>> start Records for the task
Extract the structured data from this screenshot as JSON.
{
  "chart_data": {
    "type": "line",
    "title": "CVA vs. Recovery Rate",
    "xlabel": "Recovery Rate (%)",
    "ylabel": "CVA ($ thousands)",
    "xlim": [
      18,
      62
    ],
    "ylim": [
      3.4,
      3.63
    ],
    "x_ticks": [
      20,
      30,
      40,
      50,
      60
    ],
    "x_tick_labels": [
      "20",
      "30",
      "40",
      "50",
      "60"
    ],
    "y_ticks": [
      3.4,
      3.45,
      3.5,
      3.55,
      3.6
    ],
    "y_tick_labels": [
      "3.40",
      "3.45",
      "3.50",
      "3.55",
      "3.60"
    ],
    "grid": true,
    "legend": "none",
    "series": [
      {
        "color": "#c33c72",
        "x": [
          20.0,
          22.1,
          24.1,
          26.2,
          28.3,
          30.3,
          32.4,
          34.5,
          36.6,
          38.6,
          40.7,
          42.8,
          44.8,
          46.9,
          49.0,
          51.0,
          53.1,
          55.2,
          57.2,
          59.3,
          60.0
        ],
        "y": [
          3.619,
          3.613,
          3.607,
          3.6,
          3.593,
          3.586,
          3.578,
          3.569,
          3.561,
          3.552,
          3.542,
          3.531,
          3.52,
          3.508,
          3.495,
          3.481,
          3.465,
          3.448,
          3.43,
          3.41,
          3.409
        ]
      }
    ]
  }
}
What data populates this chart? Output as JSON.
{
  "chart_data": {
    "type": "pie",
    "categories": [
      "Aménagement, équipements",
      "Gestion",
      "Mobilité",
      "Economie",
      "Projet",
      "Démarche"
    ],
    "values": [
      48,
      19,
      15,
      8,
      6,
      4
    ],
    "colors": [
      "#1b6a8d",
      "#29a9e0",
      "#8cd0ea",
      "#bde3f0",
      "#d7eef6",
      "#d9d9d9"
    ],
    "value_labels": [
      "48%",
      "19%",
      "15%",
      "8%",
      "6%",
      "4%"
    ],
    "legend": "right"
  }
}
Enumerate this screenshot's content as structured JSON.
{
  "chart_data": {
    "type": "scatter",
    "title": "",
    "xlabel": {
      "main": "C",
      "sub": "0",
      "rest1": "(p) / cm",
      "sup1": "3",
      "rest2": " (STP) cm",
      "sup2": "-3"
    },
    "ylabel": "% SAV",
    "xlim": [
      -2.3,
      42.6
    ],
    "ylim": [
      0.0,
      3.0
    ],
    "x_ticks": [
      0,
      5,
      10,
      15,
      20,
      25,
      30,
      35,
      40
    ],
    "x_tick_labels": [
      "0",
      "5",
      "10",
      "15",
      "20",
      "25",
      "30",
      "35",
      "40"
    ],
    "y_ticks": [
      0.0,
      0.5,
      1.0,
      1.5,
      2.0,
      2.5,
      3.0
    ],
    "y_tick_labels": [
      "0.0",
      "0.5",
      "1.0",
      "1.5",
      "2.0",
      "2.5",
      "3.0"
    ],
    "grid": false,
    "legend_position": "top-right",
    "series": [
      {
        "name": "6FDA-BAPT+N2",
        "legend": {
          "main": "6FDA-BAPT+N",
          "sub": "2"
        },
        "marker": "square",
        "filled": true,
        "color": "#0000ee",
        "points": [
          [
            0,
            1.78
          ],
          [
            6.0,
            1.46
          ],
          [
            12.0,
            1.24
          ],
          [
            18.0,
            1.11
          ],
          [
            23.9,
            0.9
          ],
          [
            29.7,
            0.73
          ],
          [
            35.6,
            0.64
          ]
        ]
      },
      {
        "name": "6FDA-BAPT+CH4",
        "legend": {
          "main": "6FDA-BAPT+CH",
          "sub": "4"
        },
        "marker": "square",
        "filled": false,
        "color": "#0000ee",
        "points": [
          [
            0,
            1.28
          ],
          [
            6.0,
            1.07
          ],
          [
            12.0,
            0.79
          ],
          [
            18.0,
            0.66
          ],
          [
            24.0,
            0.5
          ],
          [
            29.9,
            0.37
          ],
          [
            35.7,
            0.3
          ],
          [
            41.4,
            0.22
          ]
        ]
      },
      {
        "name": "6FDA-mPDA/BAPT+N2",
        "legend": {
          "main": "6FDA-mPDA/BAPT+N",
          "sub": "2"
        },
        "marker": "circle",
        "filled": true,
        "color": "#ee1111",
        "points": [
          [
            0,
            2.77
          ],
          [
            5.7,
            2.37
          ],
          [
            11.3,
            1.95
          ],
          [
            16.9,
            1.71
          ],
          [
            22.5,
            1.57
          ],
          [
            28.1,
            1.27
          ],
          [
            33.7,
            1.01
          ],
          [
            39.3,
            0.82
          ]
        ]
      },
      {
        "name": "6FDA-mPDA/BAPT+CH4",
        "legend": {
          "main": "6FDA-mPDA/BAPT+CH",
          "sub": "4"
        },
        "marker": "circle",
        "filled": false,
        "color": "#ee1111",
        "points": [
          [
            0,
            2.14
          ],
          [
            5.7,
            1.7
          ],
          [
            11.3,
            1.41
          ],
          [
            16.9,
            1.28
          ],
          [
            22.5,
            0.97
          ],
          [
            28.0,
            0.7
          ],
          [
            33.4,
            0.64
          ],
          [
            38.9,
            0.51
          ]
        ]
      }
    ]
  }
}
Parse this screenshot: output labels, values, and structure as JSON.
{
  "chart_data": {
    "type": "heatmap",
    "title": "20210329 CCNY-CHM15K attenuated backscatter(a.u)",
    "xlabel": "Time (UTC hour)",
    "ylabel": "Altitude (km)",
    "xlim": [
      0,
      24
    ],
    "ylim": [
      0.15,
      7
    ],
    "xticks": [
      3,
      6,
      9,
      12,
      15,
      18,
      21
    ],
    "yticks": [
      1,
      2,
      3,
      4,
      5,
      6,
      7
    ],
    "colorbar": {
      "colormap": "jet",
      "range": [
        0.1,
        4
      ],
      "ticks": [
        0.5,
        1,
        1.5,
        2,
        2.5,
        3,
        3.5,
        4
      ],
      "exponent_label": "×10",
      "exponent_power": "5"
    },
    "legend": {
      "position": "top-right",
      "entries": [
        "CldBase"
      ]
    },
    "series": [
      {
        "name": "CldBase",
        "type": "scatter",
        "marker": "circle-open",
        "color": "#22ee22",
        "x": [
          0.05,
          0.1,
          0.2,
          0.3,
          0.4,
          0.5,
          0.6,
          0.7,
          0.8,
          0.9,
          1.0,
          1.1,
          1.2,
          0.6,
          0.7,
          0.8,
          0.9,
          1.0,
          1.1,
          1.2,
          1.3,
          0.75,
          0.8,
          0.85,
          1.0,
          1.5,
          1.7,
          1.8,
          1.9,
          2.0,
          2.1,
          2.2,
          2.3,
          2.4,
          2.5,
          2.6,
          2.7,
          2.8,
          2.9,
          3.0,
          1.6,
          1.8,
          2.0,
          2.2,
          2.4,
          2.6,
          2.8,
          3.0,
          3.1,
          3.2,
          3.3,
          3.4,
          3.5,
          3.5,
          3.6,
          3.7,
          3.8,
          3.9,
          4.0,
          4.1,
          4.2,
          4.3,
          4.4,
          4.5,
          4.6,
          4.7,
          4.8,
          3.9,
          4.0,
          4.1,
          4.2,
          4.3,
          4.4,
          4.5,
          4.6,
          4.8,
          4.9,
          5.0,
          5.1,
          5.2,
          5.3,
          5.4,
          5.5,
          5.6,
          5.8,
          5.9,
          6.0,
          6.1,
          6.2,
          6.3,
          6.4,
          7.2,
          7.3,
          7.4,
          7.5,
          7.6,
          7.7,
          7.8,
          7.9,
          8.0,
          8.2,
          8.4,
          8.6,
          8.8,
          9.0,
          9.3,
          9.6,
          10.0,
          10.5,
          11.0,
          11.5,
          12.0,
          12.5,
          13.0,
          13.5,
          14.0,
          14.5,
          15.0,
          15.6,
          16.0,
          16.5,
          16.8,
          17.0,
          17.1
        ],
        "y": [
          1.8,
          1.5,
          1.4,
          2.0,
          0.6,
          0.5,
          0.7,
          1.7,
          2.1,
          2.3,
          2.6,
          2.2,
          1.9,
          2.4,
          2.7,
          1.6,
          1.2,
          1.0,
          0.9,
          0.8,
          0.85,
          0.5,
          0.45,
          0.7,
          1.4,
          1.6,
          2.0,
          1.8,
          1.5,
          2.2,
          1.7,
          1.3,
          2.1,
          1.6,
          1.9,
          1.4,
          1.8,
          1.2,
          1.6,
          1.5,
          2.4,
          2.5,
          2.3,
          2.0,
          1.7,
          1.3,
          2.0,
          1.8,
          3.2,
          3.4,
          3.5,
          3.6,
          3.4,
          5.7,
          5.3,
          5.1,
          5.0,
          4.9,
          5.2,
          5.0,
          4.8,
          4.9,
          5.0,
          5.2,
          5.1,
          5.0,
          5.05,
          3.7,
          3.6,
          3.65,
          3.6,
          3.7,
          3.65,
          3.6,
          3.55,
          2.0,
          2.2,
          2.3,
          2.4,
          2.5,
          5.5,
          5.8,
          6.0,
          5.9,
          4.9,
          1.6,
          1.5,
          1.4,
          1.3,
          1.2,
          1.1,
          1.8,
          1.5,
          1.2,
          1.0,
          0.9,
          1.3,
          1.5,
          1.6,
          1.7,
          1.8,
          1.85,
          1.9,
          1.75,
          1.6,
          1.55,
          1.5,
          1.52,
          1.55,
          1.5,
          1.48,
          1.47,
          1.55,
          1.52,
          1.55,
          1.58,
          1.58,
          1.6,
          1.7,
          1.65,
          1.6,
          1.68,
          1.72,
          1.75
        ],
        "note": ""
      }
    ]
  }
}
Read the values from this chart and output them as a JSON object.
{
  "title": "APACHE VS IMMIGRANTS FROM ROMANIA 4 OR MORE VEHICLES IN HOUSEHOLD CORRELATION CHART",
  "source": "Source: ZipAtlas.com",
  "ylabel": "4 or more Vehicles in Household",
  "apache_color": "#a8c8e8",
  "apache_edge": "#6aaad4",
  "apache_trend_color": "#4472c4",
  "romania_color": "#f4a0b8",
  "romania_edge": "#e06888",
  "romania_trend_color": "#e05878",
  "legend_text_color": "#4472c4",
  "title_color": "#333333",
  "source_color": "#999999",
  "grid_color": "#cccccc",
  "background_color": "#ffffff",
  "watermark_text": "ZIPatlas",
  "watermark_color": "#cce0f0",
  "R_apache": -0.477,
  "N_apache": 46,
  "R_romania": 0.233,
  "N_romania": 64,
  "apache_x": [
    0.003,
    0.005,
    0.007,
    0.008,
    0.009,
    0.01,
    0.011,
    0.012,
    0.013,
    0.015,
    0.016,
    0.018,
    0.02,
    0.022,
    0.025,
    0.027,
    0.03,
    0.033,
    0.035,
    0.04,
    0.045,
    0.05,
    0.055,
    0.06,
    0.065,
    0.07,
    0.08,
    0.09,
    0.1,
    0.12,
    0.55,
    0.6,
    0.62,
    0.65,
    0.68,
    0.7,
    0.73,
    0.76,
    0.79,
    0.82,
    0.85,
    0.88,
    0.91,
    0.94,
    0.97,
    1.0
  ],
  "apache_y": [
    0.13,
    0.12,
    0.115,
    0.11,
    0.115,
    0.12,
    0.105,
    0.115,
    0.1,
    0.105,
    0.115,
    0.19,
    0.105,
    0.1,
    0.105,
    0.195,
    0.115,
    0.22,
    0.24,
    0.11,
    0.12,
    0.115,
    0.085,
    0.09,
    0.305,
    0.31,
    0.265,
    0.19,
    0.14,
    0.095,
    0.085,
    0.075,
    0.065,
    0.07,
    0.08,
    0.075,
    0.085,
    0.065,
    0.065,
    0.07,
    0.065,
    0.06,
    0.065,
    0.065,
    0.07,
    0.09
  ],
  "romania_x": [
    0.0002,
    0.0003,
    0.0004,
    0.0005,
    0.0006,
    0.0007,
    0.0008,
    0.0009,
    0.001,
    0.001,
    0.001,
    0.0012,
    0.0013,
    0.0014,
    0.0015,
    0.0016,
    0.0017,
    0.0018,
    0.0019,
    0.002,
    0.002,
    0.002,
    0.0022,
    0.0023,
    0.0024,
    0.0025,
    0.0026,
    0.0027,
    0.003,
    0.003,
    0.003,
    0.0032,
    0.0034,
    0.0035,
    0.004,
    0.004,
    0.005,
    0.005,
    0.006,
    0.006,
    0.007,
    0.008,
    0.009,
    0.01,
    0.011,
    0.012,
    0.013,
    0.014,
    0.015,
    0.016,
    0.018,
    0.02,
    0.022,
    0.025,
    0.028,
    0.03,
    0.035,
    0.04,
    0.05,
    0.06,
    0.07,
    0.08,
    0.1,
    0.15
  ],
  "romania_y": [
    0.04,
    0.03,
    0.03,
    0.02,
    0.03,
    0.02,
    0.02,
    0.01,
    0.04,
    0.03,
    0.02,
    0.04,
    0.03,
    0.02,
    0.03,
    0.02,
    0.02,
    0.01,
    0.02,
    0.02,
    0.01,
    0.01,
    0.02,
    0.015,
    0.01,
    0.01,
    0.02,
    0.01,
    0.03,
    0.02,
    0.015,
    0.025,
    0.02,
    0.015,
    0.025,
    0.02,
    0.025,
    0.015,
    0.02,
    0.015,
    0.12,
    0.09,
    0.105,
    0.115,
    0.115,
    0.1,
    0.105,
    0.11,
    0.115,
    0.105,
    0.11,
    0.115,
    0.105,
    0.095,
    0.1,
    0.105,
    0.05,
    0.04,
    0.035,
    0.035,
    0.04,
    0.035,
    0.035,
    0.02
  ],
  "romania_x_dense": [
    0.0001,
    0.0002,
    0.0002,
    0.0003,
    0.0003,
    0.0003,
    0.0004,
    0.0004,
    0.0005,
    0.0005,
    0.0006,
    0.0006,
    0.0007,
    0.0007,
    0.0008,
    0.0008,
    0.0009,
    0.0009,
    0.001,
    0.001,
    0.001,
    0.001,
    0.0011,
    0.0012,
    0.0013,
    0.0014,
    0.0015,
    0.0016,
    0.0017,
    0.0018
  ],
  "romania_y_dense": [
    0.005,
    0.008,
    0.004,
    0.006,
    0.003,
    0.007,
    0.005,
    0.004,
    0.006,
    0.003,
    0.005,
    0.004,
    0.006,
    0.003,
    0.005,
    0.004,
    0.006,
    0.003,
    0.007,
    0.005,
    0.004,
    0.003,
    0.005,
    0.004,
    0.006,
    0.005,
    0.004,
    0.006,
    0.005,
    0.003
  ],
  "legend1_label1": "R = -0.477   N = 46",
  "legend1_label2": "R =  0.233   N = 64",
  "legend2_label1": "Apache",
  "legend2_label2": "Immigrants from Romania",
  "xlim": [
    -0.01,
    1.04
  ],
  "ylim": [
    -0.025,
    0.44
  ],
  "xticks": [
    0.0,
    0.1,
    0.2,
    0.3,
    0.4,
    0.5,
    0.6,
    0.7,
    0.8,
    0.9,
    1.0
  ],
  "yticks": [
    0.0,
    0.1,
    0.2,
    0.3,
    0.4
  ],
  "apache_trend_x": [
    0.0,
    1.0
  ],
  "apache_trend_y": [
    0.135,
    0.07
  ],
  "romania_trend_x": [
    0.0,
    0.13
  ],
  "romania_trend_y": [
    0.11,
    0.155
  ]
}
>> end Records for the task
## Task
From the listing above, pick out every line containing "values".

## Task result
    "values": [
Parse this screenshot: output labels, values, and structure as JSON.
Read the values from this chart and output them as a JSON object.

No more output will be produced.